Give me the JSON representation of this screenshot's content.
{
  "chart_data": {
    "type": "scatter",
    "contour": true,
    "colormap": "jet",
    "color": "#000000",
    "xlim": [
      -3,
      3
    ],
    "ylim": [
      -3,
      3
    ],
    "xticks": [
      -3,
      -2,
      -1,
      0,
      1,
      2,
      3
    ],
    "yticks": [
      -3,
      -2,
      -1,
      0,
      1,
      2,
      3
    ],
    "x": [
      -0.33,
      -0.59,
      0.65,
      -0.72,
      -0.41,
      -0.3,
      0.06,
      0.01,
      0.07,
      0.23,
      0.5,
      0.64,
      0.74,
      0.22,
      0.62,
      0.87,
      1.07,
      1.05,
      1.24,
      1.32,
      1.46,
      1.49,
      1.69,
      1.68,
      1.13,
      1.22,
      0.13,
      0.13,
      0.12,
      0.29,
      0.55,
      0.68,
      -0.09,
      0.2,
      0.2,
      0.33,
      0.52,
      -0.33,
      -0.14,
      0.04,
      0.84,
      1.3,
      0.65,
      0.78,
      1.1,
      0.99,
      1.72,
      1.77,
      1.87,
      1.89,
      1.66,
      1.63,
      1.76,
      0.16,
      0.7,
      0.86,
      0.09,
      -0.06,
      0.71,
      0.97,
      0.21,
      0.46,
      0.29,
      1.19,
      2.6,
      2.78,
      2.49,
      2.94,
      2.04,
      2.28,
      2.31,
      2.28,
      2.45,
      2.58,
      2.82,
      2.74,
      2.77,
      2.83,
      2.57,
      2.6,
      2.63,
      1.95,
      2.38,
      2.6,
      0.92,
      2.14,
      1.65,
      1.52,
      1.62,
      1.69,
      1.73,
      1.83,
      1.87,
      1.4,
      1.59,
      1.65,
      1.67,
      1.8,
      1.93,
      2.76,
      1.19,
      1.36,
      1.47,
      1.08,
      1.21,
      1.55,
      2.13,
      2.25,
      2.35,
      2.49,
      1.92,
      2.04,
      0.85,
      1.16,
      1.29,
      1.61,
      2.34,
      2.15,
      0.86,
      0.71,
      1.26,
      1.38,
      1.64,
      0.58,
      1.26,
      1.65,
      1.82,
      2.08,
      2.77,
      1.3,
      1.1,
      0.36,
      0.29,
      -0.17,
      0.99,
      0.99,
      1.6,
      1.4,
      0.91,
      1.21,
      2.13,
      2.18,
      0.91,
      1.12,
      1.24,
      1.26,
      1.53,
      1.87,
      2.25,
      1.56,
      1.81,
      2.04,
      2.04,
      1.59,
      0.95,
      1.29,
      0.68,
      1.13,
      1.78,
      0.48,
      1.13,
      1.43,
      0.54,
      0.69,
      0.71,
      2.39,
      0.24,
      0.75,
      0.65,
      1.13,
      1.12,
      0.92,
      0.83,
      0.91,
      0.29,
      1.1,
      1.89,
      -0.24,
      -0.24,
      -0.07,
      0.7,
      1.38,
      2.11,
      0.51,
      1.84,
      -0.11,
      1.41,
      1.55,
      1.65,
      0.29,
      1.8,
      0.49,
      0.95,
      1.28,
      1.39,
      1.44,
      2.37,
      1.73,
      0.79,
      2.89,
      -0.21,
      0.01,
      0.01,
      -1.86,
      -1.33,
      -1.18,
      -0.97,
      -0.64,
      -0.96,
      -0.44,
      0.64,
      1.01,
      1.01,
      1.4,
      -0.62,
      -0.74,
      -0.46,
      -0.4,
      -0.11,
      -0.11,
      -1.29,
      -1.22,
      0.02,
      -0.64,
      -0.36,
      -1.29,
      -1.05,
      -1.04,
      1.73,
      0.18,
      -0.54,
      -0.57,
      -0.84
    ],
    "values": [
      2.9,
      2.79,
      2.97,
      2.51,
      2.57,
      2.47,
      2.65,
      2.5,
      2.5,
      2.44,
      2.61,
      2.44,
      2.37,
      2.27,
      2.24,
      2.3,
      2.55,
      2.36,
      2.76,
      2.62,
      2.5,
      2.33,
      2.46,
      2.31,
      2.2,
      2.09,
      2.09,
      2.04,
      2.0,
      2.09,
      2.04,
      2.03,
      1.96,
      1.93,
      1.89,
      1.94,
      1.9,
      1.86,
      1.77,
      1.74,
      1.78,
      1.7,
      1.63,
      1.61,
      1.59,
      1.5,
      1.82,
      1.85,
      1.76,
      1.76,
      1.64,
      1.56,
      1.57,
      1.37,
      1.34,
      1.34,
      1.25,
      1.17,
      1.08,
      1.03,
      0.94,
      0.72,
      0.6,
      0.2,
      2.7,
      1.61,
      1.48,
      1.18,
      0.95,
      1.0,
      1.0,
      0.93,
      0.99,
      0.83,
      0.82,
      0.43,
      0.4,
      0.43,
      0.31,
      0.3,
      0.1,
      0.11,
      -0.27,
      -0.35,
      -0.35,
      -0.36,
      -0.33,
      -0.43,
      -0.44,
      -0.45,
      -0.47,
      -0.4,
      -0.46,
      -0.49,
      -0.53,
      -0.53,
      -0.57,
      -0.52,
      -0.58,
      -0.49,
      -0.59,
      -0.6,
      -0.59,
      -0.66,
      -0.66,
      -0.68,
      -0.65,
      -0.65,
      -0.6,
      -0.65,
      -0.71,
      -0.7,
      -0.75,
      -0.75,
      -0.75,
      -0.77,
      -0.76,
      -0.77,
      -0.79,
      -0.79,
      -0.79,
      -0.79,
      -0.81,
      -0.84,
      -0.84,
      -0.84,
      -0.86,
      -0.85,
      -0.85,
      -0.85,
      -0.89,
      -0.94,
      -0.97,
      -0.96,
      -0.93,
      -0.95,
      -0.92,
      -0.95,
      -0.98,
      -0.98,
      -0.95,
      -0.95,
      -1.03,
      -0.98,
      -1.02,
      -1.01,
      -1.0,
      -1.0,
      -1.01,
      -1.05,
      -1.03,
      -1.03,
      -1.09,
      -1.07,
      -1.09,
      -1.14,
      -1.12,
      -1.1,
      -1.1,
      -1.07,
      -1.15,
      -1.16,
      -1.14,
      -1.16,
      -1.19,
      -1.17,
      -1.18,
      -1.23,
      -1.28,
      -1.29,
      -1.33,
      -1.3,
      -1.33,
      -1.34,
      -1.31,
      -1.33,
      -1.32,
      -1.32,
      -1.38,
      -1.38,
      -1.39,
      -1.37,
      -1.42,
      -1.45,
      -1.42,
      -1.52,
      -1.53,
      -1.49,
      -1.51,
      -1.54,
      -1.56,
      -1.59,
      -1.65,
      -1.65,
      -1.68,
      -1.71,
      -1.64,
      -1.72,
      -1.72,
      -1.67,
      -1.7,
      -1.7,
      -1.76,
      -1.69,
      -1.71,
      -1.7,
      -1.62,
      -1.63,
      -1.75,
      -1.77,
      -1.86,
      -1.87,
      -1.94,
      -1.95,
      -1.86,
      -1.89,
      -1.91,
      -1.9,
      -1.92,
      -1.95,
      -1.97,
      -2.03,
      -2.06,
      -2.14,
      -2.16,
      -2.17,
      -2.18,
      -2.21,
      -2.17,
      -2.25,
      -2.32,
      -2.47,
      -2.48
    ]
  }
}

==

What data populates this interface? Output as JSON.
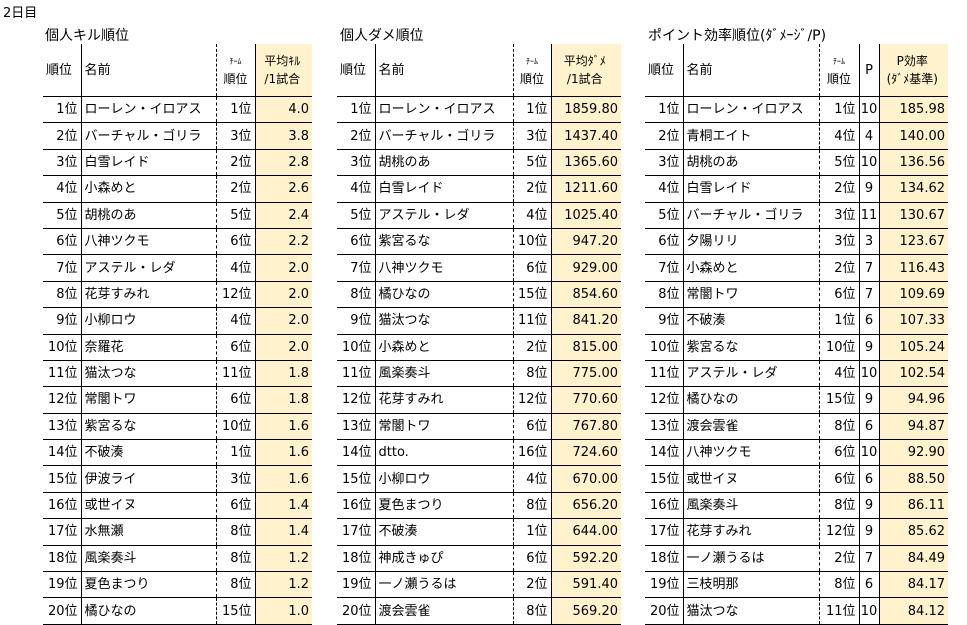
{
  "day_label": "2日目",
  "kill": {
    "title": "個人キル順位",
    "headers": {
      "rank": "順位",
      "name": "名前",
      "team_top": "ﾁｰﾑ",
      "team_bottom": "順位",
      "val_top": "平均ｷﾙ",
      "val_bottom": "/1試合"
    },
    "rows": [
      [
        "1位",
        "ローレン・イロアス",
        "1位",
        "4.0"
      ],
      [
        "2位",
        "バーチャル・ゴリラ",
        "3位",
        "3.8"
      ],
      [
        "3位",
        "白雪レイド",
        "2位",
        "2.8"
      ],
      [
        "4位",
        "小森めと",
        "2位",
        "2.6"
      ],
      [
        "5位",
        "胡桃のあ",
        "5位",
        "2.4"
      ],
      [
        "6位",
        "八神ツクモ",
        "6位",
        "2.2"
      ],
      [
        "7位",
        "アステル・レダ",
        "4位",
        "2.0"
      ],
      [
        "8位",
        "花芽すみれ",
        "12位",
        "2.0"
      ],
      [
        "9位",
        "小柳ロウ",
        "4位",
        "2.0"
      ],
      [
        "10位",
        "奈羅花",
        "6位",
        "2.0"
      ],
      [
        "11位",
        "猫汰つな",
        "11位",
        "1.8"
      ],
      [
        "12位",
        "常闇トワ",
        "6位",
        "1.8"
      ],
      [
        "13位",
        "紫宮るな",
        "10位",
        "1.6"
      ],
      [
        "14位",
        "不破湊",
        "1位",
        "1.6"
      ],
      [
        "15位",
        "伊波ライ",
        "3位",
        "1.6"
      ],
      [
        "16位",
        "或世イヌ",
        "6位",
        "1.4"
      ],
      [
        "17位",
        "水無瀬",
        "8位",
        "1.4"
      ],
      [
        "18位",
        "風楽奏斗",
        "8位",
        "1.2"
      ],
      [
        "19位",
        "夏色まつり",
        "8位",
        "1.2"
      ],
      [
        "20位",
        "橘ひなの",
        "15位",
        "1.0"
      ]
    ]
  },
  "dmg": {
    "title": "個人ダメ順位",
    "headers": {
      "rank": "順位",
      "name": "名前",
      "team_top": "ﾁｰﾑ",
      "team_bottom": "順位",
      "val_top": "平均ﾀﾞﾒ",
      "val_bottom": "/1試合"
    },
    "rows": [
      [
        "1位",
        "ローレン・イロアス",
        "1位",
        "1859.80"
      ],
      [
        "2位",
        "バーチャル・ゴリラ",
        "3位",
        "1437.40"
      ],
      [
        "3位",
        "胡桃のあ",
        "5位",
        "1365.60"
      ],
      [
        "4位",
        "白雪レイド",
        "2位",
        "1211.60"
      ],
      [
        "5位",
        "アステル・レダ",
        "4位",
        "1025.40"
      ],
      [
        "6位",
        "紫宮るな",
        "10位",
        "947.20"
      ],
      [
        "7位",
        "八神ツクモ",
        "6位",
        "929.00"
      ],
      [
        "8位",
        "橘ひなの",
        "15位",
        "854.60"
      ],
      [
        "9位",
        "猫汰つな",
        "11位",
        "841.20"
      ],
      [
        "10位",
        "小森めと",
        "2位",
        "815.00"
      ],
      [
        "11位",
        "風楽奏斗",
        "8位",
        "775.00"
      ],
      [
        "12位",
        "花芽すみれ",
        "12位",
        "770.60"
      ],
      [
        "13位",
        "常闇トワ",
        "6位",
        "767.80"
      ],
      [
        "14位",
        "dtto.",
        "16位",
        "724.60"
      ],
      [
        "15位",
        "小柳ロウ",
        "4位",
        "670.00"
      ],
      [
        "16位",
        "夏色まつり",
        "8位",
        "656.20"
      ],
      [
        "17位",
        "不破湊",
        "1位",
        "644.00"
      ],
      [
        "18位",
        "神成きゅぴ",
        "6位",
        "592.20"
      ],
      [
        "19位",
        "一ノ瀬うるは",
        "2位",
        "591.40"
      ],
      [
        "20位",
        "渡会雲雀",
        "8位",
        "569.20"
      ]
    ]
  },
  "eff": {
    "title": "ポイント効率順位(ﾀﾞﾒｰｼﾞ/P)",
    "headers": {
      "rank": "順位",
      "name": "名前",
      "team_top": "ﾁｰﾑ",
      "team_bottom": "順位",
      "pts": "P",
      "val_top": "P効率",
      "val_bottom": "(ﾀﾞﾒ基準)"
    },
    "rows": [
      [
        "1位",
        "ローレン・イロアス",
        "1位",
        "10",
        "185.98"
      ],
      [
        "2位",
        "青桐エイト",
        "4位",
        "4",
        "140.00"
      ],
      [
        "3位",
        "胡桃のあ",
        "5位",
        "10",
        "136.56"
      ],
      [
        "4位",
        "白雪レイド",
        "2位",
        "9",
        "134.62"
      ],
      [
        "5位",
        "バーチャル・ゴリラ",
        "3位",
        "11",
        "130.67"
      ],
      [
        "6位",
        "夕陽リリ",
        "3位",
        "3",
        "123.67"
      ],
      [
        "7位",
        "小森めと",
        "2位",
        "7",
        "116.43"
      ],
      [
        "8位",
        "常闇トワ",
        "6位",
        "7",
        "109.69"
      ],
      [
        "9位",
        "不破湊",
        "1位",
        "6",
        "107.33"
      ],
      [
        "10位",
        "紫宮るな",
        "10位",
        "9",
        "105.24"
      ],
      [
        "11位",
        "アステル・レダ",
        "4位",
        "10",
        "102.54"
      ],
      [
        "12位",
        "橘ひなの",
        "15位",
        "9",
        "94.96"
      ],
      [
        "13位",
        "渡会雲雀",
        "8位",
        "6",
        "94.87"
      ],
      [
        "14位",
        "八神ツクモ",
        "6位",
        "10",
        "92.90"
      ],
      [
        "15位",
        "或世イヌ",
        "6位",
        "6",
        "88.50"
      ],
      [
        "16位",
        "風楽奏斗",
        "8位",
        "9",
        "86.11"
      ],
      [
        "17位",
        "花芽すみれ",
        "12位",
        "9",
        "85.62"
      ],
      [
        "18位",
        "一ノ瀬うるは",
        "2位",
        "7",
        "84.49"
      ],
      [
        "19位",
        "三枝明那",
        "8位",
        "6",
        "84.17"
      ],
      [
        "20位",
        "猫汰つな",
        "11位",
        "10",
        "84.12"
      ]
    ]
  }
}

--

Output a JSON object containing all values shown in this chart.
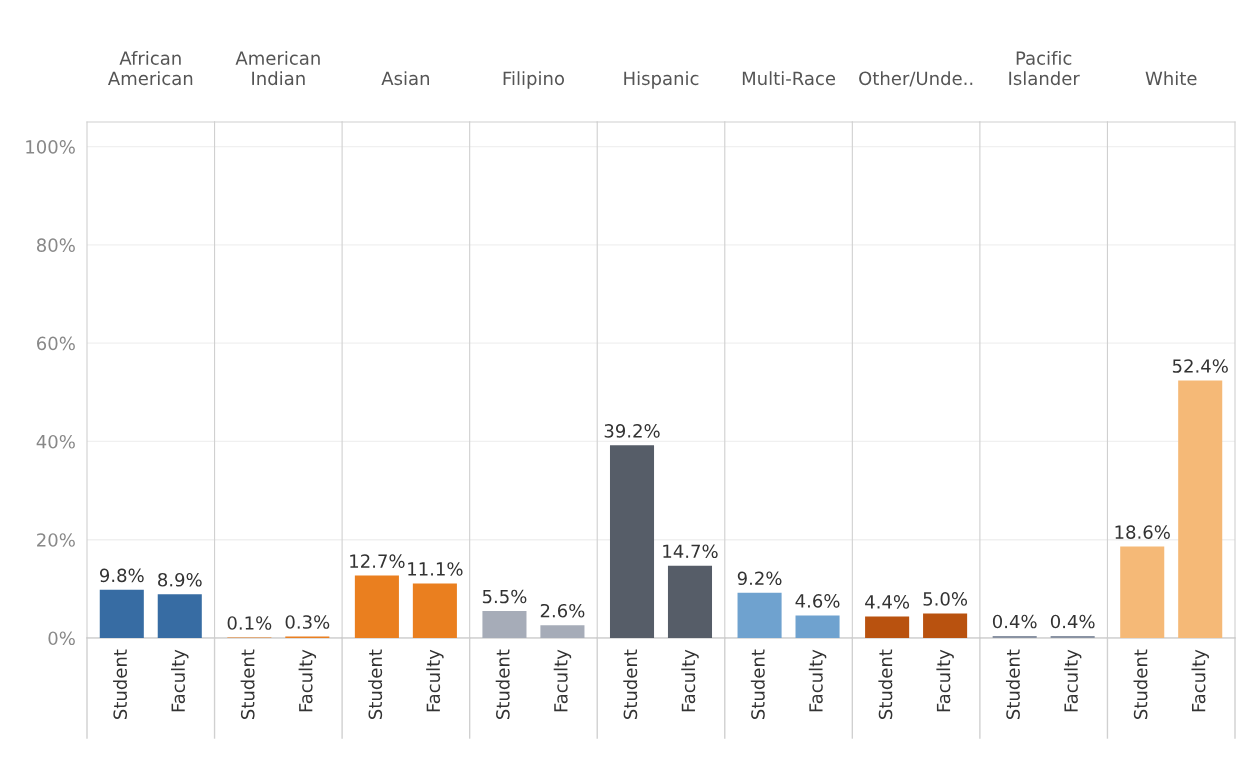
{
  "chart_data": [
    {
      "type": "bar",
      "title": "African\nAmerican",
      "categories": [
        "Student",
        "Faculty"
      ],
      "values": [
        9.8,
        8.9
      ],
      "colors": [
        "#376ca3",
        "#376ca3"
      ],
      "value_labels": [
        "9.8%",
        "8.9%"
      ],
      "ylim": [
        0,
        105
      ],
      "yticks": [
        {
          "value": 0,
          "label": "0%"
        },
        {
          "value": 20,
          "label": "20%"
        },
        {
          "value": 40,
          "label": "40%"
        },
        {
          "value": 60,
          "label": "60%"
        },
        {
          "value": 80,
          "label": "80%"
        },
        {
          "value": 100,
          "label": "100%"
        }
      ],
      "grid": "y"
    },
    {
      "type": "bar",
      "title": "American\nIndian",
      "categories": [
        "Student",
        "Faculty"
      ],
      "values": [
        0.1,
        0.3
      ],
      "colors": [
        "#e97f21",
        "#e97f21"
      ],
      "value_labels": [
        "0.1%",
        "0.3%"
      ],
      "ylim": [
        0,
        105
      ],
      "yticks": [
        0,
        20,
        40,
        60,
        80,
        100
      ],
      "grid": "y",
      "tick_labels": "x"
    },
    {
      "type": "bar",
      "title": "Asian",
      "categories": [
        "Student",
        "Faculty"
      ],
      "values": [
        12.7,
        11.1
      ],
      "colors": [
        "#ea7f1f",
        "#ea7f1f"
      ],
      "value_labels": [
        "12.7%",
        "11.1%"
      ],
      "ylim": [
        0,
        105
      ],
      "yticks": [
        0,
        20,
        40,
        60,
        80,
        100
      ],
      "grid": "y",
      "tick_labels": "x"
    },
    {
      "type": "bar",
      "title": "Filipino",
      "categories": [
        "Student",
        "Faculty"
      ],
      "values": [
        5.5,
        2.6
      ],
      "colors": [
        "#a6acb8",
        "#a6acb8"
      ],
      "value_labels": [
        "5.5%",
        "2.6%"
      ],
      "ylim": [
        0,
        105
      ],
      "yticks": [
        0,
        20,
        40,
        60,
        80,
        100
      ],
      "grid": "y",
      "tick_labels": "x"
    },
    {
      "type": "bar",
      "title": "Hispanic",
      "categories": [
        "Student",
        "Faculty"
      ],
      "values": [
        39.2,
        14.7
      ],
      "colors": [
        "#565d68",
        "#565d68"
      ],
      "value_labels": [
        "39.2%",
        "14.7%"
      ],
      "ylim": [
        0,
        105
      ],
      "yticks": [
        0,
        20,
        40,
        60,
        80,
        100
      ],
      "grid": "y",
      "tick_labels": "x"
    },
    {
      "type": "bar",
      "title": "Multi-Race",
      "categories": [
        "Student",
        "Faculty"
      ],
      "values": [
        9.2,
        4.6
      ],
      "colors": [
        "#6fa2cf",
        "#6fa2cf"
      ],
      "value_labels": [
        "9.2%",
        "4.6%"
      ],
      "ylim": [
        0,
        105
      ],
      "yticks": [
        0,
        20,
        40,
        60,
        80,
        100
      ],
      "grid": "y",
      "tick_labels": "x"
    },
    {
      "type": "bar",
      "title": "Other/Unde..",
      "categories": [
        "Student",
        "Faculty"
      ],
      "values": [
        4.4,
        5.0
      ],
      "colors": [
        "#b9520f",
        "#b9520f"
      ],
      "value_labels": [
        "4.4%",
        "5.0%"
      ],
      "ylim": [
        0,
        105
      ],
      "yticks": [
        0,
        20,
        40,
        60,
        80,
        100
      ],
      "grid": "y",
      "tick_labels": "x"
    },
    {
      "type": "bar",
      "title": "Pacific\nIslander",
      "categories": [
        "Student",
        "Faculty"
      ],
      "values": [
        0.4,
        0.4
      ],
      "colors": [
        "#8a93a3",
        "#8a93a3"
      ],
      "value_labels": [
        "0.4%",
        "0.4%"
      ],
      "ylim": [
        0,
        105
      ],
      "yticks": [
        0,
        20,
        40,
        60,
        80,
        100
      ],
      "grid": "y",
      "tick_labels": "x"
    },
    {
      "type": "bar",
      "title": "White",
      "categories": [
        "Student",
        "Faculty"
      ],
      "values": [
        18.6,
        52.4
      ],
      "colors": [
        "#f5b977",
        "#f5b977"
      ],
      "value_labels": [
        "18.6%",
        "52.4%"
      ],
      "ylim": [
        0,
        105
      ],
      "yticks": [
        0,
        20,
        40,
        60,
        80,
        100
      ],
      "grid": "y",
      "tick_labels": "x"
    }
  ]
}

- THE EXERCISE
Copy each line from the data above that includes "this".

- EXERCISE RESULT
Give me the JSON representation of this screenshot's content.
What data populates this interface? Output as JSON.
Output a JSON object containing all values shown in this chart.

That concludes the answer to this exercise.